◆ DATA TO USE:
^^^^

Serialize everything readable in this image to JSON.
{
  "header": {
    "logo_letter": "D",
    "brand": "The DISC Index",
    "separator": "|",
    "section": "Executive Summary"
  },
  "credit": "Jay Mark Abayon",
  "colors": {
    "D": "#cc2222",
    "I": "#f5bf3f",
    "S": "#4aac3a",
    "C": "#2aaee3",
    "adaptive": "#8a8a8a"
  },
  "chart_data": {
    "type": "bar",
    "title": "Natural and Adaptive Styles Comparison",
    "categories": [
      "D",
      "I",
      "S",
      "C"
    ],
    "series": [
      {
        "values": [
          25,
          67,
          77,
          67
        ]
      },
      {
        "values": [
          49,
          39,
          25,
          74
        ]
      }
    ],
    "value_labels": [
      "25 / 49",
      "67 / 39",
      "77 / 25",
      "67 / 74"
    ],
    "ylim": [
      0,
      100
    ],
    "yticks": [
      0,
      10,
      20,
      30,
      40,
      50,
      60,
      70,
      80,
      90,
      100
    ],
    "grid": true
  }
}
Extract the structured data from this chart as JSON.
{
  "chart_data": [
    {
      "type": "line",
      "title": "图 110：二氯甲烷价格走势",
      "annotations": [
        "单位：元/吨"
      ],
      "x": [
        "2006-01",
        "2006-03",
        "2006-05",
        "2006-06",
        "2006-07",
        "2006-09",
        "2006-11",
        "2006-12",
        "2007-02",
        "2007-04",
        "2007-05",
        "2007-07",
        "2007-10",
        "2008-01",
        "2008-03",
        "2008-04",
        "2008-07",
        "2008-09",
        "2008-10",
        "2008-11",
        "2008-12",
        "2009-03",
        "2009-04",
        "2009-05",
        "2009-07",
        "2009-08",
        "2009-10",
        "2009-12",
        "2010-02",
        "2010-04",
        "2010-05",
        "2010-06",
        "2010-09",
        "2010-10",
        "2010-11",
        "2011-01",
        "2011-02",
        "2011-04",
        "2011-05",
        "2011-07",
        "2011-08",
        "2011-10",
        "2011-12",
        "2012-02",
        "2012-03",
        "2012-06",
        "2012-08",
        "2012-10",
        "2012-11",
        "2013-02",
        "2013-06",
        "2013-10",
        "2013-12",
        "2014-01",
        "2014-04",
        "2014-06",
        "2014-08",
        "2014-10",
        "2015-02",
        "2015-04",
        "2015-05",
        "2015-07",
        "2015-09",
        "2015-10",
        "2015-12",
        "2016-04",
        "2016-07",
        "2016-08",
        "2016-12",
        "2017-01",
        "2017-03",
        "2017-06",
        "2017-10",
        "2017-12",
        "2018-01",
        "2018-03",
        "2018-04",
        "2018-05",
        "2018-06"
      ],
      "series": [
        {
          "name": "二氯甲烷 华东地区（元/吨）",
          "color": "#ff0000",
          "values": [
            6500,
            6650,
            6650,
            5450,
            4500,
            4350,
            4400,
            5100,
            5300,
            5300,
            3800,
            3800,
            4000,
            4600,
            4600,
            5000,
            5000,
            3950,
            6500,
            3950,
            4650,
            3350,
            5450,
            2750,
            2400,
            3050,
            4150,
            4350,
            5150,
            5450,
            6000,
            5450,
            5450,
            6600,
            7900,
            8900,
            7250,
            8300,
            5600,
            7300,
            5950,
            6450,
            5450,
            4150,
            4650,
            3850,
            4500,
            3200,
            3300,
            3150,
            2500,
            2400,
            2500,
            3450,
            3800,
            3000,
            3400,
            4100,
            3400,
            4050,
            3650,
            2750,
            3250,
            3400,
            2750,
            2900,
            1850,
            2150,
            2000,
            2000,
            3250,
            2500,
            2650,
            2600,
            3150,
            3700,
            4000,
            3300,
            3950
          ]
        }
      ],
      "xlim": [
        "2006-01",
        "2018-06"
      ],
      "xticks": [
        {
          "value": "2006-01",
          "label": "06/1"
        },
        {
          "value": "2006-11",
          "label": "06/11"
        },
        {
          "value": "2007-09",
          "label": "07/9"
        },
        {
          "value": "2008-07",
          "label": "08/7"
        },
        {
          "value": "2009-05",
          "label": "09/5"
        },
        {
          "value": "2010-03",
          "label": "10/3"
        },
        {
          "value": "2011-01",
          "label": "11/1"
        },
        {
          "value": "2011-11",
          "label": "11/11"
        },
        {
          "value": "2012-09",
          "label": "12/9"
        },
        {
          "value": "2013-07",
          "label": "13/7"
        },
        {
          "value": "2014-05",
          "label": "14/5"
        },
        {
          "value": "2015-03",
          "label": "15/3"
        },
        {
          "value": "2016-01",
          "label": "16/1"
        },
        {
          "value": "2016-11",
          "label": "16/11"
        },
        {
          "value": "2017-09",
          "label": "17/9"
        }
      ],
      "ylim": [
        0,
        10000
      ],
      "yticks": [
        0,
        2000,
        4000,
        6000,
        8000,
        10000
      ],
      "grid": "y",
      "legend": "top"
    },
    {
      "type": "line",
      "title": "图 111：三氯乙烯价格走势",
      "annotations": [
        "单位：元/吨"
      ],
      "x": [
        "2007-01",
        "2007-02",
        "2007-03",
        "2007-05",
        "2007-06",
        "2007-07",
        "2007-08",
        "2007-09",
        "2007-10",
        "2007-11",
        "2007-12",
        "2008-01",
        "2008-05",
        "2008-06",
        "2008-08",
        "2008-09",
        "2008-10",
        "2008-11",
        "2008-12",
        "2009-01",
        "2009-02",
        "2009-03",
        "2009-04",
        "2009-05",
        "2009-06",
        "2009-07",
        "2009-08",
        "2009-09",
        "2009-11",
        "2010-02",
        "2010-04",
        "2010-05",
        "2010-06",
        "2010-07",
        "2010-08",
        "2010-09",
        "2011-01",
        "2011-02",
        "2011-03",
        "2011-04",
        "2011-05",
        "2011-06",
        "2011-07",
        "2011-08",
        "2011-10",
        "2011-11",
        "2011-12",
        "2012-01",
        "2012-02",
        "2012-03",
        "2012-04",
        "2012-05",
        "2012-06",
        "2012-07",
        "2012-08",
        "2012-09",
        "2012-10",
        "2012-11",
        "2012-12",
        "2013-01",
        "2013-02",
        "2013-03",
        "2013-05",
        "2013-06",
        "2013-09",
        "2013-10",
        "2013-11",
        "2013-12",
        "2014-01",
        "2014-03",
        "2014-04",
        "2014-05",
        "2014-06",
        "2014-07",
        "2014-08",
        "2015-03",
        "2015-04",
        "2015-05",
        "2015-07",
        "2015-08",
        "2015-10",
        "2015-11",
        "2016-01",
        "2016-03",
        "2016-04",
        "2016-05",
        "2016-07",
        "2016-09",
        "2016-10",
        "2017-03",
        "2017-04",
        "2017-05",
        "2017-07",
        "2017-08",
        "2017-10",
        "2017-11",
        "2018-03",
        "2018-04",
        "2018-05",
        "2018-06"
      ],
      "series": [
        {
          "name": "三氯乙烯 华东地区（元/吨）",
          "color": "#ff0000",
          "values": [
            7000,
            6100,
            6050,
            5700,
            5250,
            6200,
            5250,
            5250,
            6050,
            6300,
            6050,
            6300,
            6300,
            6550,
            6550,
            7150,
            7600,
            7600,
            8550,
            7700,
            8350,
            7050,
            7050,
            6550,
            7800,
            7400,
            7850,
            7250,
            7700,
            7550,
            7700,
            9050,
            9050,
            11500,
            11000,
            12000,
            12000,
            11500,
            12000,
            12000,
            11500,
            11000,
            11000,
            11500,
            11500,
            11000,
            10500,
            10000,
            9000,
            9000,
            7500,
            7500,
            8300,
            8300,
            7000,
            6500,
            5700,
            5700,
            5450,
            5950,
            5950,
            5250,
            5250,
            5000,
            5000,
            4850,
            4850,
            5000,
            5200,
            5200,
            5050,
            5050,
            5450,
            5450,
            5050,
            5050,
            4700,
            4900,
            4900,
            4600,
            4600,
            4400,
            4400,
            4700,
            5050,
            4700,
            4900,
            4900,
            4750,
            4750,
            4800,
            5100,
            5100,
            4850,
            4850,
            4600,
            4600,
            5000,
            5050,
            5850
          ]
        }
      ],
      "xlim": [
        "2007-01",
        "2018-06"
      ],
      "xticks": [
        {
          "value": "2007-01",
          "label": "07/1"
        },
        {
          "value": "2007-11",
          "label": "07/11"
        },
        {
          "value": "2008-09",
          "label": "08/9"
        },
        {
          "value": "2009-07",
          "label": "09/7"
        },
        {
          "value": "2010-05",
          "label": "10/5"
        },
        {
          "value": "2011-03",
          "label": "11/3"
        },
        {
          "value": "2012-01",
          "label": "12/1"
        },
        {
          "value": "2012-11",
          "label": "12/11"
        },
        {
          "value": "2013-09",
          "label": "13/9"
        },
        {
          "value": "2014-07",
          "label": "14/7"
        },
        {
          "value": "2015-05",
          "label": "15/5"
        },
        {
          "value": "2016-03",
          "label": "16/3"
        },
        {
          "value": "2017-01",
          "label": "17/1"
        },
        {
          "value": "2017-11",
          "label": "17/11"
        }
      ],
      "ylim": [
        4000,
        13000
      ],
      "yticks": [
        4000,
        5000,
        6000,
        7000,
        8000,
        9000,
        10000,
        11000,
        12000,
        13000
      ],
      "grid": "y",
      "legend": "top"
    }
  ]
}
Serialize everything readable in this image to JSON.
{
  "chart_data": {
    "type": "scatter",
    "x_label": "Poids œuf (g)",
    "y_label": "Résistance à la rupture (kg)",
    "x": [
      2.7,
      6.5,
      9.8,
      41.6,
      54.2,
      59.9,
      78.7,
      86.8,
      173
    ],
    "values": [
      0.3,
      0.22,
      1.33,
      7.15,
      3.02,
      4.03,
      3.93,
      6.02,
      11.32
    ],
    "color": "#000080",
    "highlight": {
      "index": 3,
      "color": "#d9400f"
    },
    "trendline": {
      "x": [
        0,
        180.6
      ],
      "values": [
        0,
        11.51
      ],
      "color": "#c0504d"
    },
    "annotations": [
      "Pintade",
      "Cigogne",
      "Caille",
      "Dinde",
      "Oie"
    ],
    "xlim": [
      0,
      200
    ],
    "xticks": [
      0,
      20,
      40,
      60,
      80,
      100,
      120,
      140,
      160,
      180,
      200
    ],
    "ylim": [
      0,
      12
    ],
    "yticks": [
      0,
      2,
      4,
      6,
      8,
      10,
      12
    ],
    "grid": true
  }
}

^^^^

◆ DIRECTION: Report every line in the data above in which the word "type" appears.

◆ TASK RESULT:
    "type": "bar",
      "type": "line",
      "type": "line",
    "type": "scatter",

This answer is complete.